**Exercise instructions**
Among the entries, which lines carry the string "name"? Copy each of them.

**Listed records**
****************

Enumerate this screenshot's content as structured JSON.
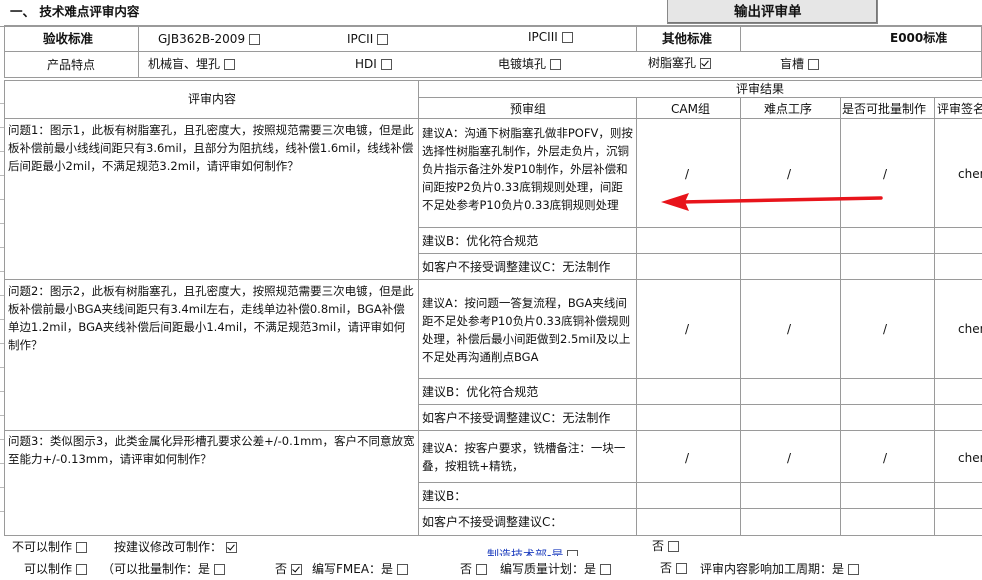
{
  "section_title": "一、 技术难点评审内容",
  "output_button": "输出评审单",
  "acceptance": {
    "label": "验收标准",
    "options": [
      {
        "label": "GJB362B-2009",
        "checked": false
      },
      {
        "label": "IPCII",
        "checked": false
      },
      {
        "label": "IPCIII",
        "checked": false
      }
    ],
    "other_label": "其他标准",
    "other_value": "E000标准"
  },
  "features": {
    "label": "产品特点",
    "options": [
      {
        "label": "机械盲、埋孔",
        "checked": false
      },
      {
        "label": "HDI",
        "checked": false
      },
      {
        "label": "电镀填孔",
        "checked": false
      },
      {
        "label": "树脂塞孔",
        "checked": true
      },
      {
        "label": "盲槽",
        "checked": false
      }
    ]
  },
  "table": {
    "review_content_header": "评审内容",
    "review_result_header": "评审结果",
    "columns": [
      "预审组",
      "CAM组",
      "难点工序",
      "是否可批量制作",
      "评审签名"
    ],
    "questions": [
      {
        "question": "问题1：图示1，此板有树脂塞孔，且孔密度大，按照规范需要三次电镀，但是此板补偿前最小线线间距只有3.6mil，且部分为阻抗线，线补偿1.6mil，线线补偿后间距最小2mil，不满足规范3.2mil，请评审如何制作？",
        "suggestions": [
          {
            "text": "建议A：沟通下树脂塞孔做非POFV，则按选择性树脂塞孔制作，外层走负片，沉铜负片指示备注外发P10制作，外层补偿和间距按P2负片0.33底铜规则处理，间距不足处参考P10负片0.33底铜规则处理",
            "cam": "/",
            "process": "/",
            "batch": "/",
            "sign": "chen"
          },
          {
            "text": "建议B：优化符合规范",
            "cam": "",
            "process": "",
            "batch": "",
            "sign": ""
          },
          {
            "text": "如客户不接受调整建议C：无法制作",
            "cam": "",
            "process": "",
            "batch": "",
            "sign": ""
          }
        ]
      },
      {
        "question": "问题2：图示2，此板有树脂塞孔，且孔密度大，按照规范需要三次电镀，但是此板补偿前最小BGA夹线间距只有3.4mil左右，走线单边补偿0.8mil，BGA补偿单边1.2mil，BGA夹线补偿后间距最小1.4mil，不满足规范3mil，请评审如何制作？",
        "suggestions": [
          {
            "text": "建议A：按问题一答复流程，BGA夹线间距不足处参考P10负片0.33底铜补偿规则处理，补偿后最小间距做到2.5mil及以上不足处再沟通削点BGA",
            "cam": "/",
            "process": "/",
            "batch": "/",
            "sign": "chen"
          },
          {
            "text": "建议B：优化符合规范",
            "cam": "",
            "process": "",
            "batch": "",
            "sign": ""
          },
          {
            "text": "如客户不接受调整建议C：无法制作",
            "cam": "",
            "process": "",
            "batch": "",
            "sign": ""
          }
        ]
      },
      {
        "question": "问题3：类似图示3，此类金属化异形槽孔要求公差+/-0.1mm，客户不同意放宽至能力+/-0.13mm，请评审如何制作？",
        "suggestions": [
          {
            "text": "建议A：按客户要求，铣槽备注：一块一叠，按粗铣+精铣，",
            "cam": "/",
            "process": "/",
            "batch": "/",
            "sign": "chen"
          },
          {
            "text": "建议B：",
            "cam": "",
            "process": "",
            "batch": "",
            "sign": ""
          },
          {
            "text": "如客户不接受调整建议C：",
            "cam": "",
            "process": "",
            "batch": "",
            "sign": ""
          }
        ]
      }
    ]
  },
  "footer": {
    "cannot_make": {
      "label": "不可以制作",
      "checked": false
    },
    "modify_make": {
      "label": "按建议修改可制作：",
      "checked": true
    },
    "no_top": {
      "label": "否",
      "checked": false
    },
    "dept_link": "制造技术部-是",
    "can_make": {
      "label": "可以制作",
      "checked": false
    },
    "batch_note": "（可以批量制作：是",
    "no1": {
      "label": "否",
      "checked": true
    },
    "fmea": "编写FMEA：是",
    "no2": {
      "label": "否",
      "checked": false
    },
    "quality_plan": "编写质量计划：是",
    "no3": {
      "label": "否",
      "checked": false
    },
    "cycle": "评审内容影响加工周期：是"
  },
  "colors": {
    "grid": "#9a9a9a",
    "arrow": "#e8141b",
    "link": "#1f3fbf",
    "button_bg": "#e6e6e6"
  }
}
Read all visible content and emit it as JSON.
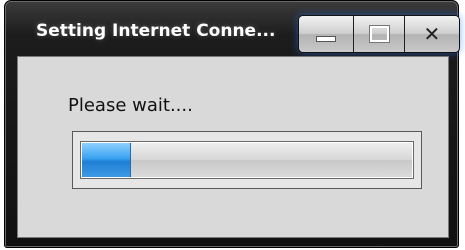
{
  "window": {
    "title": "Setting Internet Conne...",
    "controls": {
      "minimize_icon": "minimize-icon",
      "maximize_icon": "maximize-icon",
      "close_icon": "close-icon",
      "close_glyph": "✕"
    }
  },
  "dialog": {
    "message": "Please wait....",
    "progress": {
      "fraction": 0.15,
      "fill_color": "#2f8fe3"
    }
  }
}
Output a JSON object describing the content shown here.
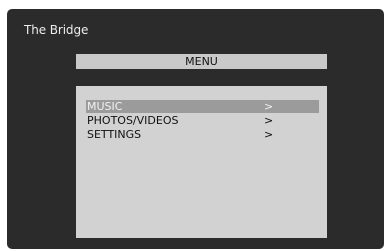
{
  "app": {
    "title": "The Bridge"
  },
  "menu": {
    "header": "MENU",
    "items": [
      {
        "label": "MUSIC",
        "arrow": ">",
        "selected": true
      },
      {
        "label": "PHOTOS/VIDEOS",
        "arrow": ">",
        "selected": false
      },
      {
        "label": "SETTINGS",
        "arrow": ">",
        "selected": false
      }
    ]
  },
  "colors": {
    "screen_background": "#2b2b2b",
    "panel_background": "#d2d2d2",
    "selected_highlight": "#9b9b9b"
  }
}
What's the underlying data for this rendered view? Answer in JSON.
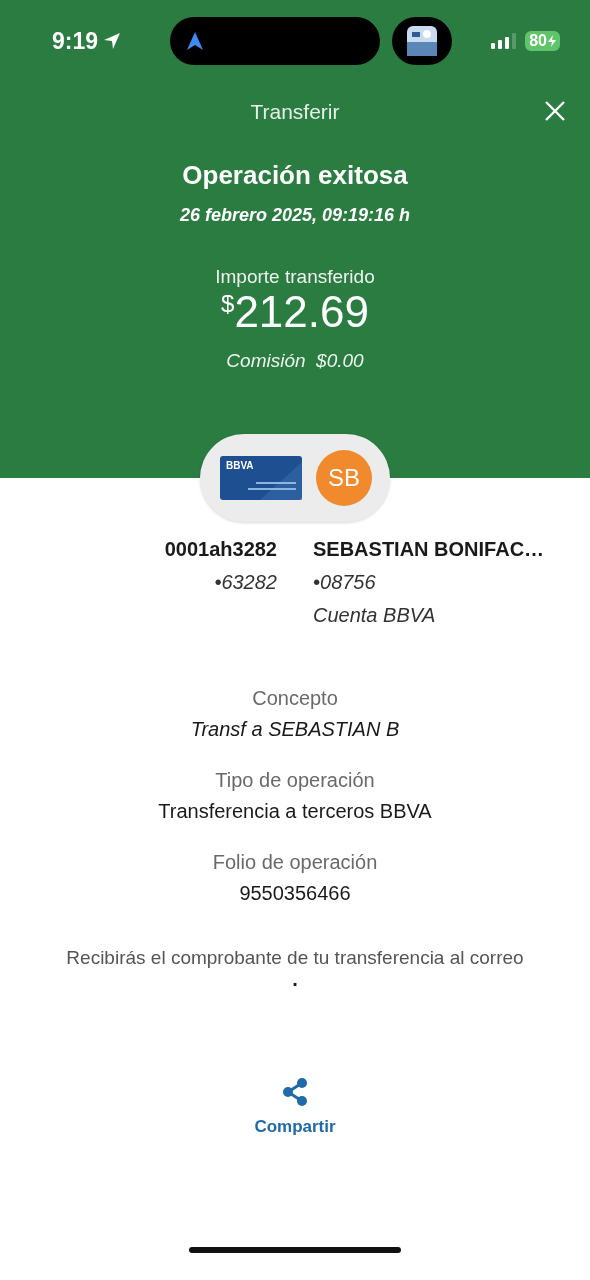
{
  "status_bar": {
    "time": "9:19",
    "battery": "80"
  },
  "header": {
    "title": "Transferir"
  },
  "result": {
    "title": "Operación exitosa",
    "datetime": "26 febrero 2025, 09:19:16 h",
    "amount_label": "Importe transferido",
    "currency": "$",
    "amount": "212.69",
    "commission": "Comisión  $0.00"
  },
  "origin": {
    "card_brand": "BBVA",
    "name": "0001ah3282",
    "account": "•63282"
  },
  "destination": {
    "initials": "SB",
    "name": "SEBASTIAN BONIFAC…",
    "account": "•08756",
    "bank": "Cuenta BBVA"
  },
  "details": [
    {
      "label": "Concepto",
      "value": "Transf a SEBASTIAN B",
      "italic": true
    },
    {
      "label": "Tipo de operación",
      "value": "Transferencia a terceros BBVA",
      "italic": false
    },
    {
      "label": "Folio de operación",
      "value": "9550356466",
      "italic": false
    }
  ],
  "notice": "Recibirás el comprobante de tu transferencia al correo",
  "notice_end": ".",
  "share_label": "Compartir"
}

****************

**Answer in full**
    "name": "0001ah3282",
    "name": "SEBASTIAN BONIFAC…",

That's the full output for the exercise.